Output every line of the data exactly as it appears.

→ Stored data:
* begin *
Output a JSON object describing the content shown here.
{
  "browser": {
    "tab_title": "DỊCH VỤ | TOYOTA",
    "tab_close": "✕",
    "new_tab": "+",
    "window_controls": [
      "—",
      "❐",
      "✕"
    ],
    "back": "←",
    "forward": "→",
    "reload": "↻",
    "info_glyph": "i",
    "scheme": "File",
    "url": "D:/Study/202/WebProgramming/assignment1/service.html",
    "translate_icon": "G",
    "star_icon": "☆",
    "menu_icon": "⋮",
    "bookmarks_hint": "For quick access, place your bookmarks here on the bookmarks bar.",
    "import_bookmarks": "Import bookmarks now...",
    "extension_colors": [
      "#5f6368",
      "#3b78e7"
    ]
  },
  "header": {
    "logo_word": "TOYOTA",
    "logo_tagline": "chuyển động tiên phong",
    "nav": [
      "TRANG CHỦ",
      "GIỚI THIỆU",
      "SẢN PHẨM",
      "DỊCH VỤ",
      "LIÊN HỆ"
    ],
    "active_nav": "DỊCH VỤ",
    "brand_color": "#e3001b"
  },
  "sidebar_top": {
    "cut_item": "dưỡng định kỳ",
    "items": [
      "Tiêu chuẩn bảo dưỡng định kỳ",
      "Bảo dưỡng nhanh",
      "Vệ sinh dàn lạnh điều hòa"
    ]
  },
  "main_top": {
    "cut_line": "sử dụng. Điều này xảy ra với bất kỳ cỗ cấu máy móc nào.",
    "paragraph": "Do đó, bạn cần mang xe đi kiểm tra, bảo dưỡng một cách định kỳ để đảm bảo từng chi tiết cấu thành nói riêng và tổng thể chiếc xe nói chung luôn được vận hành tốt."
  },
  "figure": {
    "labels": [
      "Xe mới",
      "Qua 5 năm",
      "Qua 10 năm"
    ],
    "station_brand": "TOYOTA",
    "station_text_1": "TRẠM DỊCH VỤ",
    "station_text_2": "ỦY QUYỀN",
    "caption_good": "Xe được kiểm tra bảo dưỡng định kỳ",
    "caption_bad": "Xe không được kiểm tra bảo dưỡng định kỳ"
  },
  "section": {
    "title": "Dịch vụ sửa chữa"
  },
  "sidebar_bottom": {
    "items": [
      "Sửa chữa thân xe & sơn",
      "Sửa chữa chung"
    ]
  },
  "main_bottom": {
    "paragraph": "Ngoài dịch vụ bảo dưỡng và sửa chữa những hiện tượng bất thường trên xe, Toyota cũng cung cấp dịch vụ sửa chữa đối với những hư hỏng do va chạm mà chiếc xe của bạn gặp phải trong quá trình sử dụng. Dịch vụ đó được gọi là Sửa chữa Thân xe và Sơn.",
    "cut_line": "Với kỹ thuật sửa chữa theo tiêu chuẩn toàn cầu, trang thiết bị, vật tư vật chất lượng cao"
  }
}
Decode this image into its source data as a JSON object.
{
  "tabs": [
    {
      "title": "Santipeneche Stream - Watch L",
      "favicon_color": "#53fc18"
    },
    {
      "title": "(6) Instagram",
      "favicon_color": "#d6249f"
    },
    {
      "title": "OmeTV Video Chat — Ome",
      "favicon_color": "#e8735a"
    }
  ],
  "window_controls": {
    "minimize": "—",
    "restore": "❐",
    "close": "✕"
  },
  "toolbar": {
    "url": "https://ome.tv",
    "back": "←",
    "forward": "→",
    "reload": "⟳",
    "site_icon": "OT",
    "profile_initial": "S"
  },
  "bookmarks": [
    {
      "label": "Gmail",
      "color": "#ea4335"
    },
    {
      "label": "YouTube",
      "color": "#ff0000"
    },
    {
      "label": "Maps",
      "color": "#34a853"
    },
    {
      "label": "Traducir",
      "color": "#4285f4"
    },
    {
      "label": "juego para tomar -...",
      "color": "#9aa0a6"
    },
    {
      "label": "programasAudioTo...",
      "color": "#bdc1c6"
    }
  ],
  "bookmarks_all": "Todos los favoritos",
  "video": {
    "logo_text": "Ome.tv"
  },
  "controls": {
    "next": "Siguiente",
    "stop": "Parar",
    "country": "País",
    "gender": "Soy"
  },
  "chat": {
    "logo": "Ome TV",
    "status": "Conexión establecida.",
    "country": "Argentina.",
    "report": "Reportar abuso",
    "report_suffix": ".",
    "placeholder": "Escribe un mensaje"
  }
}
* end *
→ Expected answer:
Output a JSON object describing the content shown here.
{
  "browser": {
    "tab_title": "DỊCH VỤ | TOYOTA",
    "tab_close": "✕",
    "new_tab": "+",
    "window_controls": [
      "—",
      "❐",
      "✕"
    ],
    "back": "←",
    "forward": "→",
    "reload": "↻",
    "info_glyph": "i",
    "scheme": "File",
    "url": "D:/Study/202/WebProgramming/assignment1/service.html",
    "translate_icon": "G",
    "star_icon": "☆",
    "menu_icon": "⋮",
    "bookmarks_hint": "For quick access, place your bookmarks here on the bookmarks bar.",
    "import_bookmarks": "Import bookmarks now...",
    "extension_colors": [
      "#5f6368",
      "#3b78e7"
    ]
  },
  "header": {
    "logo_word": "TOYOTA",
    "logo_tagline": "chuyển động tiên phong",
    "nav": [
      "TRANG CHỦ",
      "GIỚI THIỆU",
      "SẢN PHẨM",
      "DỊCH VỤ",
      "LIÊN HỆ"
    ],
    "active_nav": "DỊCH VỤ",
    "brand_color": "#e3001b"
  },
  "sidebar_top": {
    "cut_item": "dưỡng định kỳ",
    "items": [
      "Tiêu chuẩn bảo dưỡng định kỳ",
      "Bảo dưỡng nhanh",
      "Vệ sinh dàn lạnh điều hòa"
    ]
  },
  "main_top": {
    "cut_line": "sử dụng. Điều này xảy ra với bất kỳ cỗ cấu máy móc nào.",
    "paragraph": "Do đó, bạn cần mang xe đi kiểm tra, bảo dưỡng một cách định kỳ để đảm bảo từng chi tiết cấu thành nói riêng và tổng thể chiếc xe nói chung luôn được vận hành tốt."
  },
  "figure": {
    "labels": [
      "Xe mới",
      "Qua 5 năm",
      "Qua 10 năm"
    ],
    "station_brand": "TOYOTA",
    "station_text_1": "TRẠM DỊCH VỤ",
    "station_text_2": "ỦY QUYỀN",
    "caption_good": "Xe được kiểm tra bảo dưỡng định kỳ",
    "caption_bad": "Xe không được kiểm tra bảo dưỡng định kỳ"
  },
  "section": {
    "title": "Dịch vụ sửa chữa"
  },
  "sidebar_bottom": {
    "items": [
      "Sửa chữa thân xe & sơn",
      "Sửa chữa chung"
    ]
  },
  "main_bottom": {
    "paragraph": "Ngoài dịch vụ bảo dưỡng và sửa chữa những hiện tượng bất thường trên xe, Toyota cũng cung cấp dịch vụ sửa chữa đối với những hư hỏng do va chạm mà chiếc xe của bạn gặp phải trong quá trình sử dụng. Dịch vụ đó được gọi là Sửa chữa Thân xe và Sơn.",
    "cut_line": "Với kỹ thuật sửa chữa theo tiêu chuẩn toàn cầu, trang thiết bị, vật tư vật chất lượng cao"
  }
}
Decode this image into its source data as a JSON object.
{
  "tabs": [
    {
      "title": "Santipeneche Stream - Watch L",
      "favicon_color": "#53fc18"
    },
    {
      "title": "(6) Instagram",
      "favicon_color": "#d6249f"
    },
    {
      "title": "OmeTV Video Chat — Ome",
      "favicon_color": "#e8735a"
    }
  ],
  "window_controls": {
    "minimize": "—",
    "restore": "❐",
    "close": "✕"
  },
  "toolbar": {
    "url": "https://ome.tv",
    "back": "←",
    "forward": "→",
    "reload": "⟳",
    "site_icon": "OT",
    "profile_initial": "S"
  },
  "bookmarks": [
    {
      "label": "Gmail",
      "color": "#ea4335"
    },
    {
      "label": "YouTube",
      "color": "#ff0000"
    },
    {
      "label": "Maps",
      "color": "#34a853"
    },
    {
      "label": "Traducir",
      "color": "#4285f4"
    },
    {
      "label": "juego para tomar -...",
      "color": "#9aa0a6"
    },
    {
      "label": "programasAudioTo...",
      "color": "#bdc1c6"
    }
  ],
  "bookmarks_all": "Todos los favoritos",
  "video": {
    "logo_text": "Ome.tv"
  },
  "controls": {
    "next": "Siguiente",
    "stop": "Parar",
    "country": "País",
    "gender": "Soy"
  },
  "chat": {
    "logo": "Ome TV",
    "status": "Conexión establecida.",
    "country": "Argentina.",
    "report": "Reportar abuso",
    "report_suffix": ".",
    "placeholder": "Escribe un mensaje"
  }
}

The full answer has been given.